Records for this exercise:
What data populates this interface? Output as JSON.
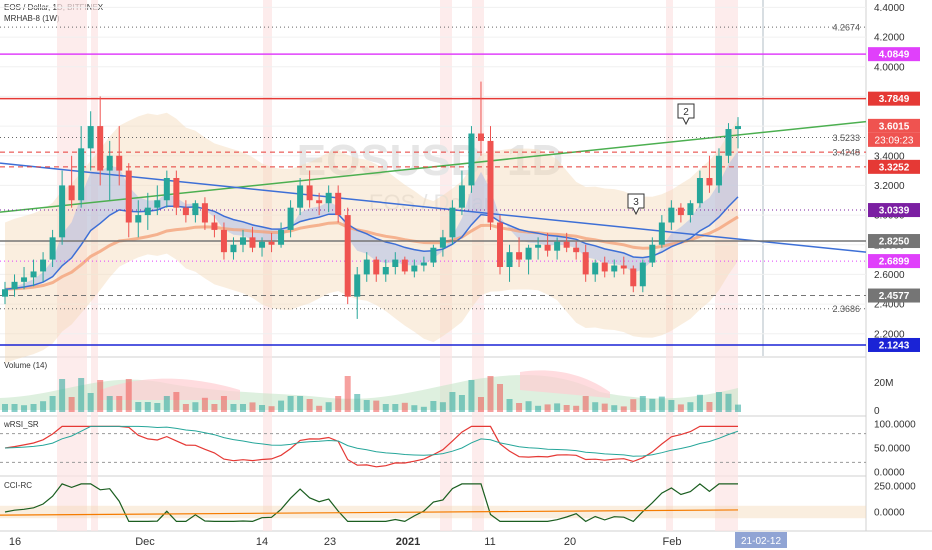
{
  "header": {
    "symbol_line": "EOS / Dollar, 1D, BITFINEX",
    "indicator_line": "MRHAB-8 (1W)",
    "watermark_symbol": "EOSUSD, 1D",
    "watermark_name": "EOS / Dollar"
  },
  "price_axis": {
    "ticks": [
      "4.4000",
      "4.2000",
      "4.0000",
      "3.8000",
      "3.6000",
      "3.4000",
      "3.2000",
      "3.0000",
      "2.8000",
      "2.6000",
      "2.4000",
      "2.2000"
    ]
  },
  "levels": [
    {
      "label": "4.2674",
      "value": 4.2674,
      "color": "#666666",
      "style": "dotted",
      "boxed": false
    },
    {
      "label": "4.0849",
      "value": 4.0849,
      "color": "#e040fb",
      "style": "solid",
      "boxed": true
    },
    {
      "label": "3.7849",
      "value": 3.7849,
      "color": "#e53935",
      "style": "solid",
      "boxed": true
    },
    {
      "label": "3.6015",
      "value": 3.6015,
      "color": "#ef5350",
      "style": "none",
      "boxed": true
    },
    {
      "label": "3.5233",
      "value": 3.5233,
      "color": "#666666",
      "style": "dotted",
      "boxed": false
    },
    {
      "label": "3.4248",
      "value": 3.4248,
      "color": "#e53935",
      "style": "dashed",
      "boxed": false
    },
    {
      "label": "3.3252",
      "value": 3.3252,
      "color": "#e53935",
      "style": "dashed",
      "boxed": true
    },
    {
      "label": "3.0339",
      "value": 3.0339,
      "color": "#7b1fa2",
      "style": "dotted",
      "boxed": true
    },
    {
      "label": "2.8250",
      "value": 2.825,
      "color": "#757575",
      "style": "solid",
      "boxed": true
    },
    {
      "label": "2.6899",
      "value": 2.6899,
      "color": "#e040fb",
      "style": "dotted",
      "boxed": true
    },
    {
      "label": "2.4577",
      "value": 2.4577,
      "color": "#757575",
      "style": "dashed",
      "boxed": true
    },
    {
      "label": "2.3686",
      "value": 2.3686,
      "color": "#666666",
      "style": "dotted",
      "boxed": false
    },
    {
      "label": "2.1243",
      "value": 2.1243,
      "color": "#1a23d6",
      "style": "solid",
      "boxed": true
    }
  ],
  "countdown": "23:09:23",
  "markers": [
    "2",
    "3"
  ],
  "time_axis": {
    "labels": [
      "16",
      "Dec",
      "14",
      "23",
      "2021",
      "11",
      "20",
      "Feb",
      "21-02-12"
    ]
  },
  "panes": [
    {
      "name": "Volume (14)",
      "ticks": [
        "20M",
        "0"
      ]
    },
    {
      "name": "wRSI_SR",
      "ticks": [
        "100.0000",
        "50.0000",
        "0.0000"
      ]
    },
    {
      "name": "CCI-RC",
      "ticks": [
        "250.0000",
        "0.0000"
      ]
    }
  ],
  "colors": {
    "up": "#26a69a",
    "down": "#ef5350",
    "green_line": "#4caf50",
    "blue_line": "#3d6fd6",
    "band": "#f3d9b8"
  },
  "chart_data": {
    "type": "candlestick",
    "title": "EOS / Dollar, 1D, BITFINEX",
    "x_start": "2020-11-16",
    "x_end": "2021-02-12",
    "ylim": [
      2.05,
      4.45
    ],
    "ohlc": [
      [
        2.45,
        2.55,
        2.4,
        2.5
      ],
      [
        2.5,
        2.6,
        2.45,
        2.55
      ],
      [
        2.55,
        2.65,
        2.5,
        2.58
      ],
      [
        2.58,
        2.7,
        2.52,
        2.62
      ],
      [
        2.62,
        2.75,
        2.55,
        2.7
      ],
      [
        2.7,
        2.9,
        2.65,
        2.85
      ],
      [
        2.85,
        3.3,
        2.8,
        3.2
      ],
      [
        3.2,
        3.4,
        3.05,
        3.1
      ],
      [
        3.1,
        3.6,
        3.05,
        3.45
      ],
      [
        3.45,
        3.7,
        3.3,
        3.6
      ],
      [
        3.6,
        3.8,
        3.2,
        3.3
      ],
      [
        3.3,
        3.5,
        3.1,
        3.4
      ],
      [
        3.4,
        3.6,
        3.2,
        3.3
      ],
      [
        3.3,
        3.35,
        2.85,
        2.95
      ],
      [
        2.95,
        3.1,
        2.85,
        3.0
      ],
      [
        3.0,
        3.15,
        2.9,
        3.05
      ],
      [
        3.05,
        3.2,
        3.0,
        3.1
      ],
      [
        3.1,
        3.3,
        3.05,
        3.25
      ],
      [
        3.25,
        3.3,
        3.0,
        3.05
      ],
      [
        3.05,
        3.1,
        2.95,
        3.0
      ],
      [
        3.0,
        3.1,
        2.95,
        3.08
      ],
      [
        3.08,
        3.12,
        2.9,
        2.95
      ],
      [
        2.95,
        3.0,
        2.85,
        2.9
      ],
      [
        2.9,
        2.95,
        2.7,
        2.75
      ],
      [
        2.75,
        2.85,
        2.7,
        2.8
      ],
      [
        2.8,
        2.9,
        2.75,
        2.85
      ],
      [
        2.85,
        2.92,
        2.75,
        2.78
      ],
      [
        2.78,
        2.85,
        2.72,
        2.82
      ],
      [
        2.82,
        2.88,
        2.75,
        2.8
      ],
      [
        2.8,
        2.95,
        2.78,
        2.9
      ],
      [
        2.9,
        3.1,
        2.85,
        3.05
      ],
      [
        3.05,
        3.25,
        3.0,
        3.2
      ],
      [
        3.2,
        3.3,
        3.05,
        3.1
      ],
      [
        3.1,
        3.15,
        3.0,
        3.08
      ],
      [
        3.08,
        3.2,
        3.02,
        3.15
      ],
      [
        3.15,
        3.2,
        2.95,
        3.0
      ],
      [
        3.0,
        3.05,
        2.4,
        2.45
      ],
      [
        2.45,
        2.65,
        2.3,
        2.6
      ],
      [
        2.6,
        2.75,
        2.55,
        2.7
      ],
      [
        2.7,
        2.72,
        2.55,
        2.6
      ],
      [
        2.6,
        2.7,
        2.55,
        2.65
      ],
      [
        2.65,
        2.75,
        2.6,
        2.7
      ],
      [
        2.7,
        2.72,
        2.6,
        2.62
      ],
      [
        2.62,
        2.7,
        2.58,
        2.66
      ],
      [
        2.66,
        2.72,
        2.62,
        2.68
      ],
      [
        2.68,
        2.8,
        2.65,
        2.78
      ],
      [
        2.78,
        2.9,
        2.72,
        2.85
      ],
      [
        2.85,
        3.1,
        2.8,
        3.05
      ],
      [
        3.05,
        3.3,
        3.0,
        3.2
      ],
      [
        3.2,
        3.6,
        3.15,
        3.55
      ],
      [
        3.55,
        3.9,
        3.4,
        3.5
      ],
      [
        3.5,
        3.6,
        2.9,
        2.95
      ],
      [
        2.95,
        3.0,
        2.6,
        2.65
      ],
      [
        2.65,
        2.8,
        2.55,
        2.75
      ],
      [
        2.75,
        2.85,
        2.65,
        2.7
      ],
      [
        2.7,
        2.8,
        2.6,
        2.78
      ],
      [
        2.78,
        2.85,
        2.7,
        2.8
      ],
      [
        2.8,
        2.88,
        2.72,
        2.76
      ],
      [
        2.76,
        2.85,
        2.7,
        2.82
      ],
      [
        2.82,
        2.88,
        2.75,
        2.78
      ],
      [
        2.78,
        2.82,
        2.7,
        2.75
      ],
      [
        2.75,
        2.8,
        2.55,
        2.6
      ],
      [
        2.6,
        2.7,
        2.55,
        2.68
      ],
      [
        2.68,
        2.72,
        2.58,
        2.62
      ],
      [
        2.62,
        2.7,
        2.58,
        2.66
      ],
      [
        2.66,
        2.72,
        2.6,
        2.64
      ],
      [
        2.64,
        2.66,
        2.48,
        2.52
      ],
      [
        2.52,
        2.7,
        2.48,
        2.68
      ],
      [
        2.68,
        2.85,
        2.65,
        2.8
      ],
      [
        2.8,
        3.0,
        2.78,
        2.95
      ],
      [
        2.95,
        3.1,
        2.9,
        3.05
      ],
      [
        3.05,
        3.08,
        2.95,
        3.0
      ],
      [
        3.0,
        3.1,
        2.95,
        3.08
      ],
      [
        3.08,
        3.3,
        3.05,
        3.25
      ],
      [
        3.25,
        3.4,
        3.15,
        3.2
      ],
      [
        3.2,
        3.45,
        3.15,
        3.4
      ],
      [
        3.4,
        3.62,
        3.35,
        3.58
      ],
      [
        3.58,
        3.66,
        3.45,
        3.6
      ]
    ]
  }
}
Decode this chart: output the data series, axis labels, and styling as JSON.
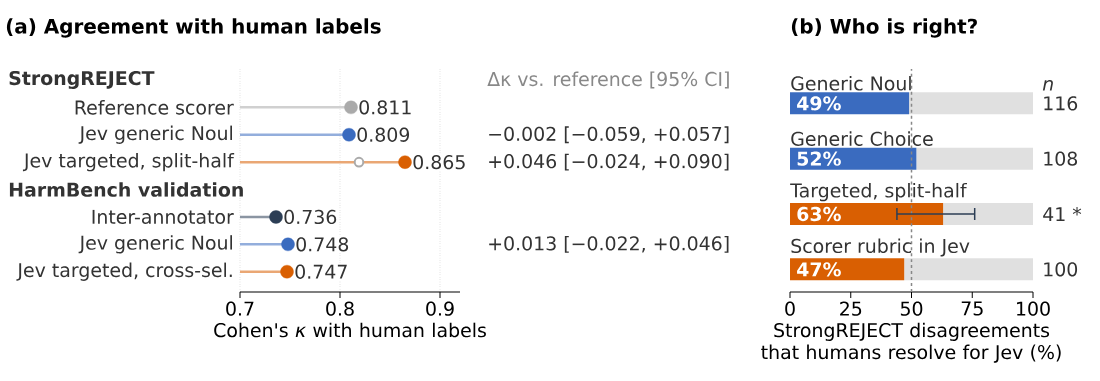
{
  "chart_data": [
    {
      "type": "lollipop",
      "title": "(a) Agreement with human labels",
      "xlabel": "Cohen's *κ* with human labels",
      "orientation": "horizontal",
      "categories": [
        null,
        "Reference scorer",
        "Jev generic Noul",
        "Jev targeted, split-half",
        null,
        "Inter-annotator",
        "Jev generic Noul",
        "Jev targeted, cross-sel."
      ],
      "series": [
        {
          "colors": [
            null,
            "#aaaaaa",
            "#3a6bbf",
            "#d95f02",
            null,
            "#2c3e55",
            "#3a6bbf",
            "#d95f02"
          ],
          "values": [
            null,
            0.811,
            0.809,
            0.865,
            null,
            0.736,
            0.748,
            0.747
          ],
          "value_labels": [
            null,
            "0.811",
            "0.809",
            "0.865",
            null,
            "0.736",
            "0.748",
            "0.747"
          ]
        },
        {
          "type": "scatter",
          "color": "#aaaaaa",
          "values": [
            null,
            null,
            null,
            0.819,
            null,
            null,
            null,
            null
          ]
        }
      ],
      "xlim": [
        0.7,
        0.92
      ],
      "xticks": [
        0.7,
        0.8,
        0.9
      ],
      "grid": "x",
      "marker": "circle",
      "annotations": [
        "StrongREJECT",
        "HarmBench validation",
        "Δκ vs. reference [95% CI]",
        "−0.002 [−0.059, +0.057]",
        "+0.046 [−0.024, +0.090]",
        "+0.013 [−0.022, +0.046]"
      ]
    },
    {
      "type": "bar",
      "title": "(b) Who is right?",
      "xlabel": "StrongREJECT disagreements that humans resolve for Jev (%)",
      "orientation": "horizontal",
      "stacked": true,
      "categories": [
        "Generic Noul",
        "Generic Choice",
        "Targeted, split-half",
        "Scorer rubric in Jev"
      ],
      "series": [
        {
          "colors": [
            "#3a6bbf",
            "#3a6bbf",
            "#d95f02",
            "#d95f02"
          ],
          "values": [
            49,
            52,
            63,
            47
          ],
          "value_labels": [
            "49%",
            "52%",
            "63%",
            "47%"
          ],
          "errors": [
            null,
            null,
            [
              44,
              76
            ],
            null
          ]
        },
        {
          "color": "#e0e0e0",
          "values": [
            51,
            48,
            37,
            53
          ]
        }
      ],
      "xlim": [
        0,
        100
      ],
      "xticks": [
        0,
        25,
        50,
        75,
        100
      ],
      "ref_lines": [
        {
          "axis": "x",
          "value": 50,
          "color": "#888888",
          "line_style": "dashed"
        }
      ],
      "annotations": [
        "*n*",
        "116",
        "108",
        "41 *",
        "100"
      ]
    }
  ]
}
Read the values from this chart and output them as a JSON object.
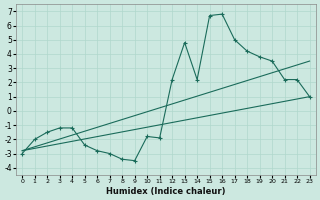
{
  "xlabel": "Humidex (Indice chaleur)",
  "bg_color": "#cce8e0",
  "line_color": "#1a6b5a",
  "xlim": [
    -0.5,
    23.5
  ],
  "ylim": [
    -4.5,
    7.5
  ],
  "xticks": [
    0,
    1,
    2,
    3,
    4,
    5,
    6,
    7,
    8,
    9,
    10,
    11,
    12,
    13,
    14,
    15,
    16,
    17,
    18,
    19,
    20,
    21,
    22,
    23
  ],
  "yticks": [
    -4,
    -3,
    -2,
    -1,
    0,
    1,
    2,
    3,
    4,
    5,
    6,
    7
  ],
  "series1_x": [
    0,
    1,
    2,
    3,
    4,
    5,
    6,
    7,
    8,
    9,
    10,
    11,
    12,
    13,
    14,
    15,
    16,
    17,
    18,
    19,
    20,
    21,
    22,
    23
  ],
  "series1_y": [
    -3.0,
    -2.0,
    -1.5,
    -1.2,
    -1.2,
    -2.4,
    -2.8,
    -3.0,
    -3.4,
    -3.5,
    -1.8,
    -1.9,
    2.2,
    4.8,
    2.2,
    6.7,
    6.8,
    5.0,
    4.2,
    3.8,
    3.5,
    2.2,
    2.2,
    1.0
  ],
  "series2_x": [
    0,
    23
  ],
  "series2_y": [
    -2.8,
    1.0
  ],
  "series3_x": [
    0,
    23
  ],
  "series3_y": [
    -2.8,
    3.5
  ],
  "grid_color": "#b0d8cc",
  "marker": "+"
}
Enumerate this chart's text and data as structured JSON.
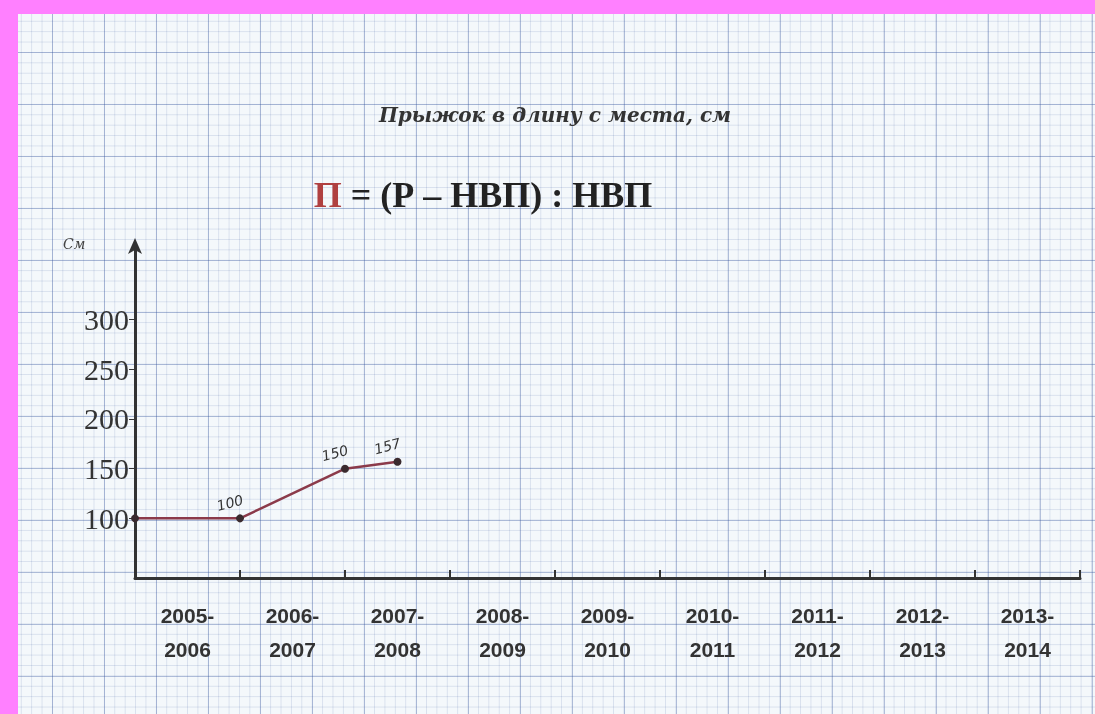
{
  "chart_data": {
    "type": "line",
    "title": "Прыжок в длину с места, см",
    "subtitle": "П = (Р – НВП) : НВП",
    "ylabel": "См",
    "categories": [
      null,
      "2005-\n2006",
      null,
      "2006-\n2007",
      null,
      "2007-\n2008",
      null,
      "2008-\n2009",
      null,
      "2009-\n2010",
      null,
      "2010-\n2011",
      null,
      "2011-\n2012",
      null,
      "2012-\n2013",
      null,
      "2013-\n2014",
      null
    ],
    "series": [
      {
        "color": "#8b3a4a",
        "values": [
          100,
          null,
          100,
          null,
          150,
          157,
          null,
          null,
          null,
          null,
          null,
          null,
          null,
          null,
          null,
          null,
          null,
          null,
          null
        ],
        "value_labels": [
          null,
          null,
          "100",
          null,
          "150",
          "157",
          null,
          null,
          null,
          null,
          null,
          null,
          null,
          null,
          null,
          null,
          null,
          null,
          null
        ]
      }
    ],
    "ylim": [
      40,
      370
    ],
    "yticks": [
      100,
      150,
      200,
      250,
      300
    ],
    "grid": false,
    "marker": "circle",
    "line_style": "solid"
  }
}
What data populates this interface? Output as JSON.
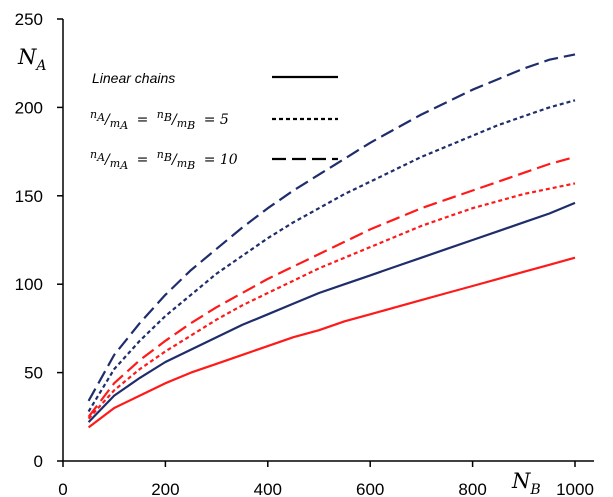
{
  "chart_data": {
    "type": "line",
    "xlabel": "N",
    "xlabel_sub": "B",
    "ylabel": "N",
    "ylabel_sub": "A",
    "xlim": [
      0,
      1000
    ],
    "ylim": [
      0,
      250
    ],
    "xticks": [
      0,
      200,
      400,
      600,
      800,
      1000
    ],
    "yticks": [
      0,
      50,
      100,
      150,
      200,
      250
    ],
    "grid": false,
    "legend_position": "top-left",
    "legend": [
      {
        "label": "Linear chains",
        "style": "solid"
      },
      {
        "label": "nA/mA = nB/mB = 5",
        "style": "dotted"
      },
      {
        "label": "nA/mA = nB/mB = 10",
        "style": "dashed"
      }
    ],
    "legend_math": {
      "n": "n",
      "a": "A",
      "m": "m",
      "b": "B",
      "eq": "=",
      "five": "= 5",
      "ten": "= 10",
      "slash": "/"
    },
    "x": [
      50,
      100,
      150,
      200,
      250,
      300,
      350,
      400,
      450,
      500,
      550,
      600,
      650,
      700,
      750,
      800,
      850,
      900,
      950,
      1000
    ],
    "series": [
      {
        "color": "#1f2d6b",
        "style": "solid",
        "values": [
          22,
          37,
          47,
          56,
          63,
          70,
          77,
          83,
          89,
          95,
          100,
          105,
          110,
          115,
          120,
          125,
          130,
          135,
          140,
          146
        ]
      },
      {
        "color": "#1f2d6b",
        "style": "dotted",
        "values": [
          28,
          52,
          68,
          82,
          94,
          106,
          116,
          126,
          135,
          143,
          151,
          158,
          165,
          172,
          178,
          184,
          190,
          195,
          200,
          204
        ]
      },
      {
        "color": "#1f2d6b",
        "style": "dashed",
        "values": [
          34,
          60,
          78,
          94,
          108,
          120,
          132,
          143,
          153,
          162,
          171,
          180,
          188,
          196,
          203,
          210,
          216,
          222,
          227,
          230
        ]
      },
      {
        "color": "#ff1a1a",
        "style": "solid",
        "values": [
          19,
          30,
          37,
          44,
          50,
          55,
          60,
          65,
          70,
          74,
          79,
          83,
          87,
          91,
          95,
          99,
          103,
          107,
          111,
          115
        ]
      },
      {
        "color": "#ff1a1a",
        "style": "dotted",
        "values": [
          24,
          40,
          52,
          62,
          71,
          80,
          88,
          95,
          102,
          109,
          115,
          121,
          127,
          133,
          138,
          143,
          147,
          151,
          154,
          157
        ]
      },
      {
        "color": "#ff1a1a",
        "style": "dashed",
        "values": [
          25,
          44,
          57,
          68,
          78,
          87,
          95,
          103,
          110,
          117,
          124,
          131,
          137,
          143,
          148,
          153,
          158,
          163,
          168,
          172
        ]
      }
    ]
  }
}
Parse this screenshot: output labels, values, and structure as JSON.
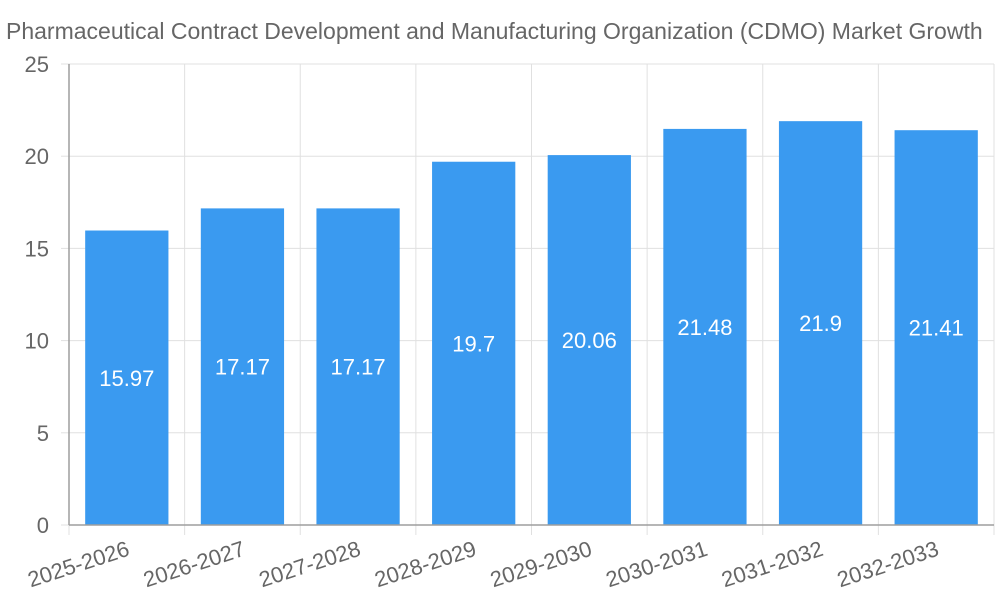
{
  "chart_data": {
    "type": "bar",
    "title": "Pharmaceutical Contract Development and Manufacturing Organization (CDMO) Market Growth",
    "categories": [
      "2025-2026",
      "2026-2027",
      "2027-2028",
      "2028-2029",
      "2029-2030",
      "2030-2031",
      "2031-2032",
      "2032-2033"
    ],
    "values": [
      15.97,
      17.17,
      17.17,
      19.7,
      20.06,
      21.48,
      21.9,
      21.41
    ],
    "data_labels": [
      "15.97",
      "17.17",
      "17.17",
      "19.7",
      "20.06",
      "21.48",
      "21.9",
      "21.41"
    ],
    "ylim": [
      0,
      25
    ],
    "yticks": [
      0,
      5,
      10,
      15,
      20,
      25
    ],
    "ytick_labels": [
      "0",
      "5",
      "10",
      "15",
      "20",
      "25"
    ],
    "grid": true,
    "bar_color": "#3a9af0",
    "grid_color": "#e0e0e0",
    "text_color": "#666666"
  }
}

Exercise:
Copy all lines from the listing that contain "StrongREJECT".

Answer in full:
        "StrongREJECT",
      "xlabel": "StrongREJECT disagreements that humans resolve for Jev (%)",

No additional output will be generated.